INPUT:
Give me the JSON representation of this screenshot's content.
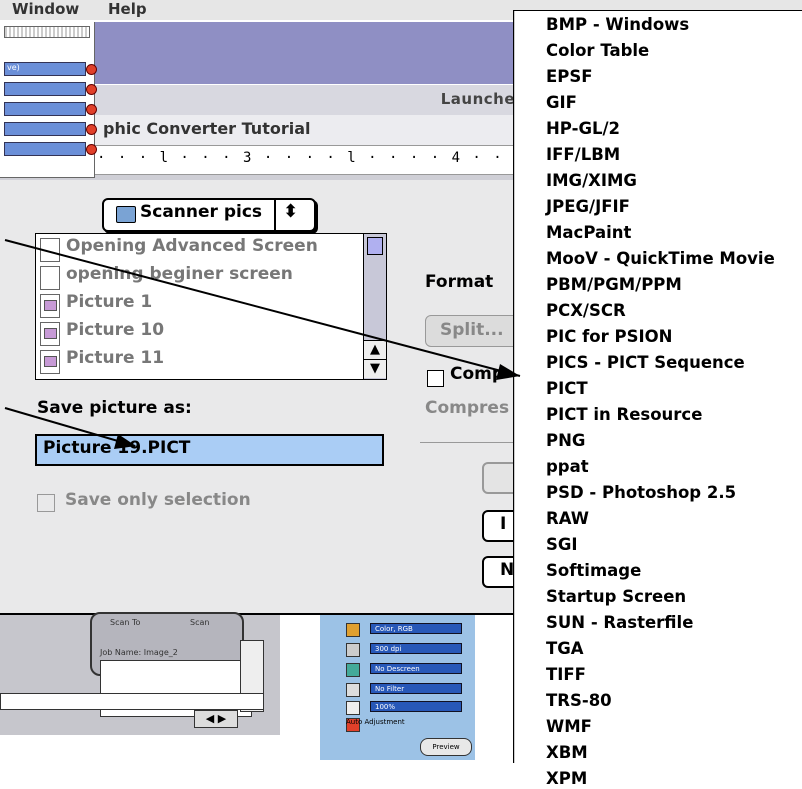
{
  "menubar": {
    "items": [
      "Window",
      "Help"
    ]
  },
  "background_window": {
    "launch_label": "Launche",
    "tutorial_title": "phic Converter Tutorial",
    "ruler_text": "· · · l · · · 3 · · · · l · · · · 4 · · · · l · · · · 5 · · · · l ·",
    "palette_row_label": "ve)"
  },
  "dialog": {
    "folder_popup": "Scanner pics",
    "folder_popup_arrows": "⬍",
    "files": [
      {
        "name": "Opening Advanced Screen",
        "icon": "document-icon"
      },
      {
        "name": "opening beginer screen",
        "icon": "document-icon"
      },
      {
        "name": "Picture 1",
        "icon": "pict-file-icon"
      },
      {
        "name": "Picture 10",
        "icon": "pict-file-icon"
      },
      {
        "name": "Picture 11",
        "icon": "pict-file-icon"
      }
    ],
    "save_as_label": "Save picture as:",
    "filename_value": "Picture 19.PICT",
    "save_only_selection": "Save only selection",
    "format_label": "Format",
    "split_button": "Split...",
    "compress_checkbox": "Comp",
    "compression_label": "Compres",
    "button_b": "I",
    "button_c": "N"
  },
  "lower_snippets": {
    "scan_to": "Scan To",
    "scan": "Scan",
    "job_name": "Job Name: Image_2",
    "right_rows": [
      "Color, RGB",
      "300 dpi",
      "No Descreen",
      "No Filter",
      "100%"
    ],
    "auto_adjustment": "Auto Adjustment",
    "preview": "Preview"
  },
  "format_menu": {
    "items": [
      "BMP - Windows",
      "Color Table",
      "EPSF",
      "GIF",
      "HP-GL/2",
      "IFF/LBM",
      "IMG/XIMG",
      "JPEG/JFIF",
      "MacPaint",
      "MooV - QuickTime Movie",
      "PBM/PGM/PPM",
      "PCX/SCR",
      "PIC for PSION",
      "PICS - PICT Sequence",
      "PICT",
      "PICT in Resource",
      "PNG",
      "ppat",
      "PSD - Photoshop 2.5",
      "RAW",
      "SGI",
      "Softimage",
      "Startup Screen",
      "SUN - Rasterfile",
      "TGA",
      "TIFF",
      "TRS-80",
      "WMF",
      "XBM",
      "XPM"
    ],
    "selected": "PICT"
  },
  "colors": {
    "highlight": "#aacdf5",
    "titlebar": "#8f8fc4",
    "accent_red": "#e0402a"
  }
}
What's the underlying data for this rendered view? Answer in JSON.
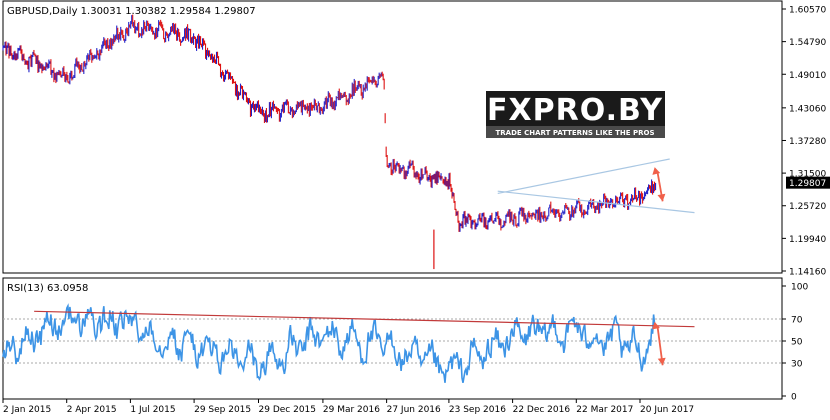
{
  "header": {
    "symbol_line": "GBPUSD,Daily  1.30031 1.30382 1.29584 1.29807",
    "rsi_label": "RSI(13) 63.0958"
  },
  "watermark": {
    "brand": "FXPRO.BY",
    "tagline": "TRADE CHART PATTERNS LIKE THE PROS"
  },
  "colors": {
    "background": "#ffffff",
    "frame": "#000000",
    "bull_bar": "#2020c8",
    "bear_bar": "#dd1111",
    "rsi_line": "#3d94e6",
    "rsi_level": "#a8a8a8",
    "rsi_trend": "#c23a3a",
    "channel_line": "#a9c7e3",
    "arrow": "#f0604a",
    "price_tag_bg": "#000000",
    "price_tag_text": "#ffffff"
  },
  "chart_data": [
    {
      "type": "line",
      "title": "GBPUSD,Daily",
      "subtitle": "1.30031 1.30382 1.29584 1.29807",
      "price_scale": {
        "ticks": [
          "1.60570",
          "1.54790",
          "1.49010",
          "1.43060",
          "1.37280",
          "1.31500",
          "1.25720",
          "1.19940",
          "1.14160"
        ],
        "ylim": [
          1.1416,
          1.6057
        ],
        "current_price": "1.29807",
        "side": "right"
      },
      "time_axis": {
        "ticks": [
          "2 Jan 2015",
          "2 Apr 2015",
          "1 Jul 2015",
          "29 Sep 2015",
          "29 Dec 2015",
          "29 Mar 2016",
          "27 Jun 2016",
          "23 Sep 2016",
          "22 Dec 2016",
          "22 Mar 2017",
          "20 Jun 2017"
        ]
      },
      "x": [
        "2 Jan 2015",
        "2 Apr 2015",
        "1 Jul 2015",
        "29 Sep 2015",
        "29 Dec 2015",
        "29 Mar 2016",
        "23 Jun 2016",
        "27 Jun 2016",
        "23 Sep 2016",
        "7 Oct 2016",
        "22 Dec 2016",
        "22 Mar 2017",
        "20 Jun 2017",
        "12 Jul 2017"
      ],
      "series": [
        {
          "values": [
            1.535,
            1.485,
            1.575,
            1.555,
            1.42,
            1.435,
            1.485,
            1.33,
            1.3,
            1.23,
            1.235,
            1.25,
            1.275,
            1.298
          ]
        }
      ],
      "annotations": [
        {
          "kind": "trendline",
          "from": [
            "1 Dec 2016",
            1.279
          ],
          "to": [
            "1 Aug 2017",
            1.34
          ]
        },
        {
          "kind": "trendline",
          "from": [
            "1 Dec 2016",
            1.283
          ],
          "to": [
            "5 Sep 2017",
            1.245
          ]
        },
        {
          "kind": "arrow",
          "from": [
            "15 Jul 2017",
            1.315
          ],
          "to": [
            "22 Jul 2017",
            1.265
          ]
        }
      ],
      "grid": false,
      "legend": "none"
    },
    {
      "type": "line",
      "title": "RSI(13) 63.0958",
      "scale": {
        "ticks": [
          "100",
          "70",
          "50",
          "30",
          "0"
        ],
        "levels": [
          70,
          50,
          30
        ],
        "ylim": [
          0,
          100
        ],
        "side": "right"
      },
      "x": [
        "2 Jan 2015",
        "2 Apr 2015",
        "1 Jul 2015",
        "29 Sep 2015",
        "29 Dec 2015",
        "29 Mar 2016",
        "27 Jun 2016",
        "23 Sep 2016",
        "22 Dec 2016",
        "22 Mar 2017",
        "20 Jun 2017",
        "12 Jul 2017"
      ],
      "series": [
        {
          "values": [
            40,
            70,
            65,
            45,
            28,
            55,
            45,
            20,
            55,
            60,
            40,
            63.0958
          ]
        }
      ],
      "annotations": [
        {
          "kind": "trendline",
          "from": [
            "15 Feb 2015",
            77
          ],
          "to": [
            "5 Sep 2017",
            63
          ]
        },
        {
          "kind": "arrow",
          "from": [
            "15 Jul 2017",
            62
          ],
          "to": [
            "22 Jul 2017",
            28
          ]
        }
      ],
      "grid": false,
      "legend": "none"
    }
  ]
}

---

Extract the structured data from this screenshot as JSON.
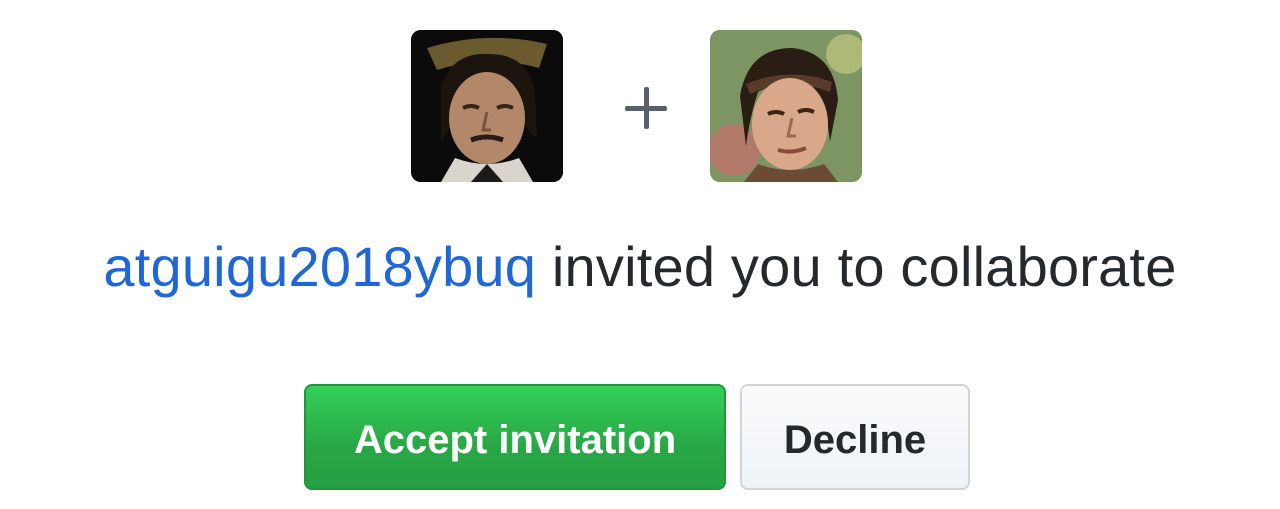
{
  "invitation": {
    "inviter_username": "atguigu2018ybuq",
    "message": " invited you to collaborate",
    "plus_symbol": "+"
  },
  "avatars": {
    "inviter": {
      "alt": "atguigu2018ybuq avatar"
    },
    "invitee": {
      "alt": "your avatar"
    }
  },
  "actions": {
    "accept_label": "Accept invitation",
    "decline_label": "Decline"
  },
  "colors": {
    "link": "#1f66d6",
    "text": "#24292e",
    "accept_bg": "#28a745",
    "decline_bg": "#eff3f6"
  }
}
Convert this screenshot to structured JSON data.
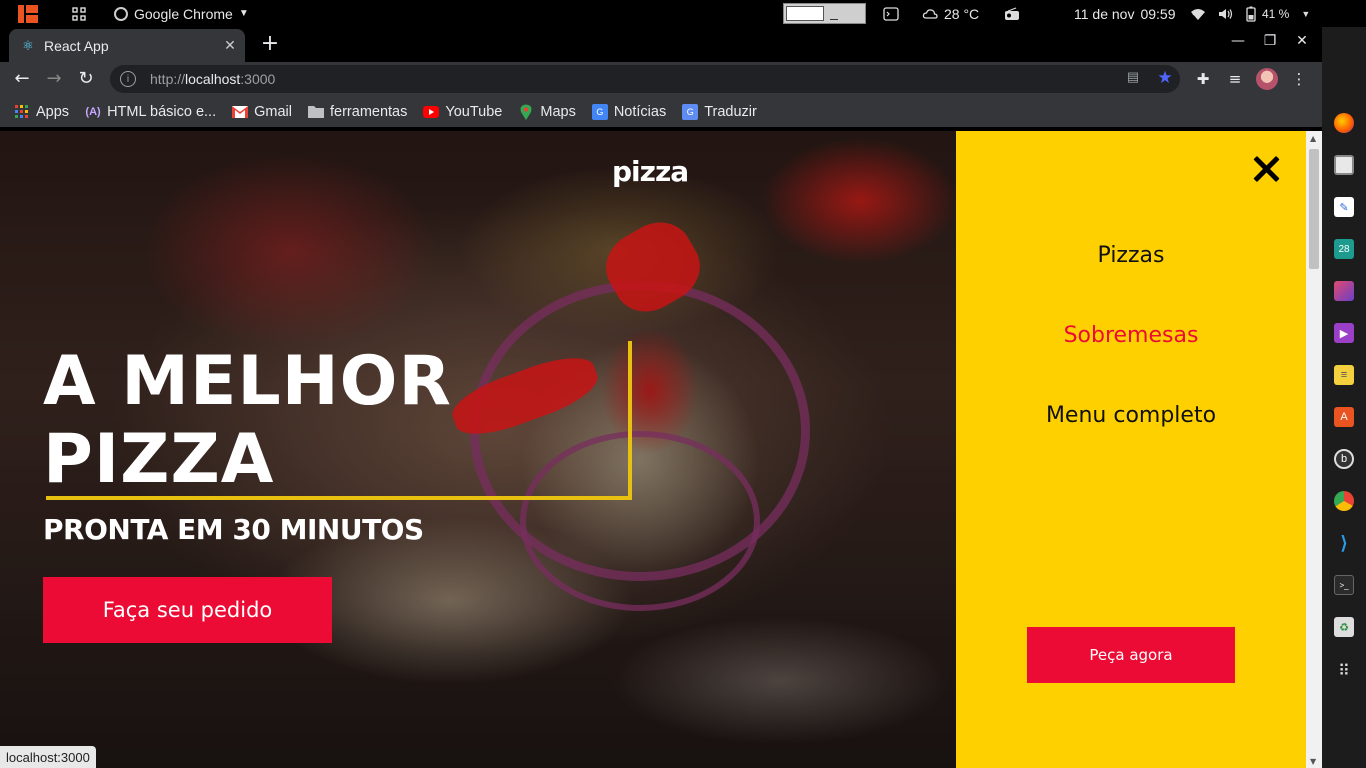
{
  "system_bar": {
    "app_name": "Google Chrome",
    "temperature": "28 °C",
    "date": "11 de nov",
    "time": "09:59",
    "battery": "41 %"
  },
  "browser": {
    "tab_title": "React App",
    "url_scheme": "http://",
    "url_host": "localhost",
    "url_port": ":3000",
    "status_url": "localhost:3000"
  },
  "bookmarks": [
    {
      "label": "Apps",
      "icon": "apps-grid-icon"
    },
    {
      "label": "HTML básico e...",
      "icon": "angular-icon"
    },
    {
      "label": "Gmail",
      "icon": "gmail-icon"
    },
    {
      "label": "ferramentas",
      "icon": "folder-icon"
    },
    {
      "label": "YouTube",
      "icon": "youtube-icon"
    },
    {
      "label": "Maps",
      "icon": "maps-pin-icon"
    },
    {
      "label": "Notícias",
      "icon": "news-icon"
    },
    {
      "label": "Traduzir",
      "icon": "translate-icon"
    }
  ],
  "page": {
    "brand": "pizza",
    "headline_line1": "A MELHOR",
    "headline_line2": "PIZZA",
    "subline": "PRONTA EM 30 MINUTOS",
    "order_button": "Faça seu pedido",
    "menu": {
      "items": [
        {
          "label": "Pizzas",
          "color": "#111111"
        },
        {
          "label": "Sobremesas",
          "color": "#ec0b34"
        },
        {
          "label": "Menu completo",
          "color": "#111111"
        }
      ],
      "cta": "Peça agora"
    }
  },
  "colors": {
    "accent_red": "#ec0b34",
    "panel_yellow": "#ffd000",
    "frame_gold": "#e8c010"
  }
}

==

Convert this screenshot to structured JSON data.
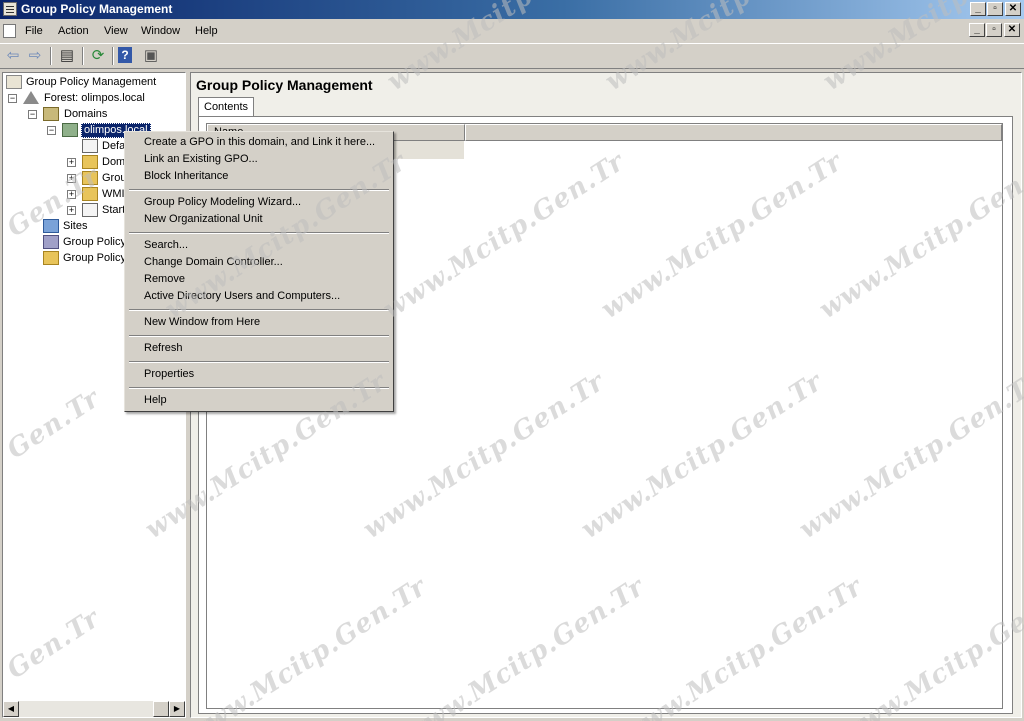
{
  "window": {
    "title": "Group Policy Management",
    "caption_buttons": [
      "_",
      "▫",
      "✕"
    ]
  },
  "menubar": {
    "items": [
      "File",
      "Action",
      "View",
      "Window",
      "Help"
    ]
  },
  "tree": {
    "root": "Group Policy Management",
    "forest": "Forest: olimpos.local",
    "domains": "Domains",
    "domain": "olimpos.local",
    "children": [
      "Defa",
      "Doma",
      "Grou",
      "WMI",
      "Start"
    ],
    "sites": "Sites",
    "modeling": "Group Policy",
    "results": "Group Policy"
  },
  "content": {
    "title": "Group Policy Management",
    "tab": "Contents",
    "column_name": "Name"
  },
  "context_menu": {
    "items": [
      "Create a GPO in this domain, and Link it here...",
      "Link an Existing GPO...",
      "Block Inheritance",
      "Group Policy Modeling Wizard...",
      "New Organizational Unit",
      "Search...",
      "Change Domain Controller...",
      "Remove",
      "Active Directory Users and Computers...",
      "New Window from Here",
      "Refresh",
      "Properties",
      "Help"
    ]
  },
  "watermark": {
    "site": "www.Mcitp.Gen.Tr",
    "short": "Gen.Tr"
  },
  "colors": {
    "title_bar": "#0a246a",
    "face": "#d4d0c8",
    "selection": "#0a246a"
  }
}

TASK DETAILS: Only the number is needed: state how many lines in the listing contain "Daily".

REPLY: 2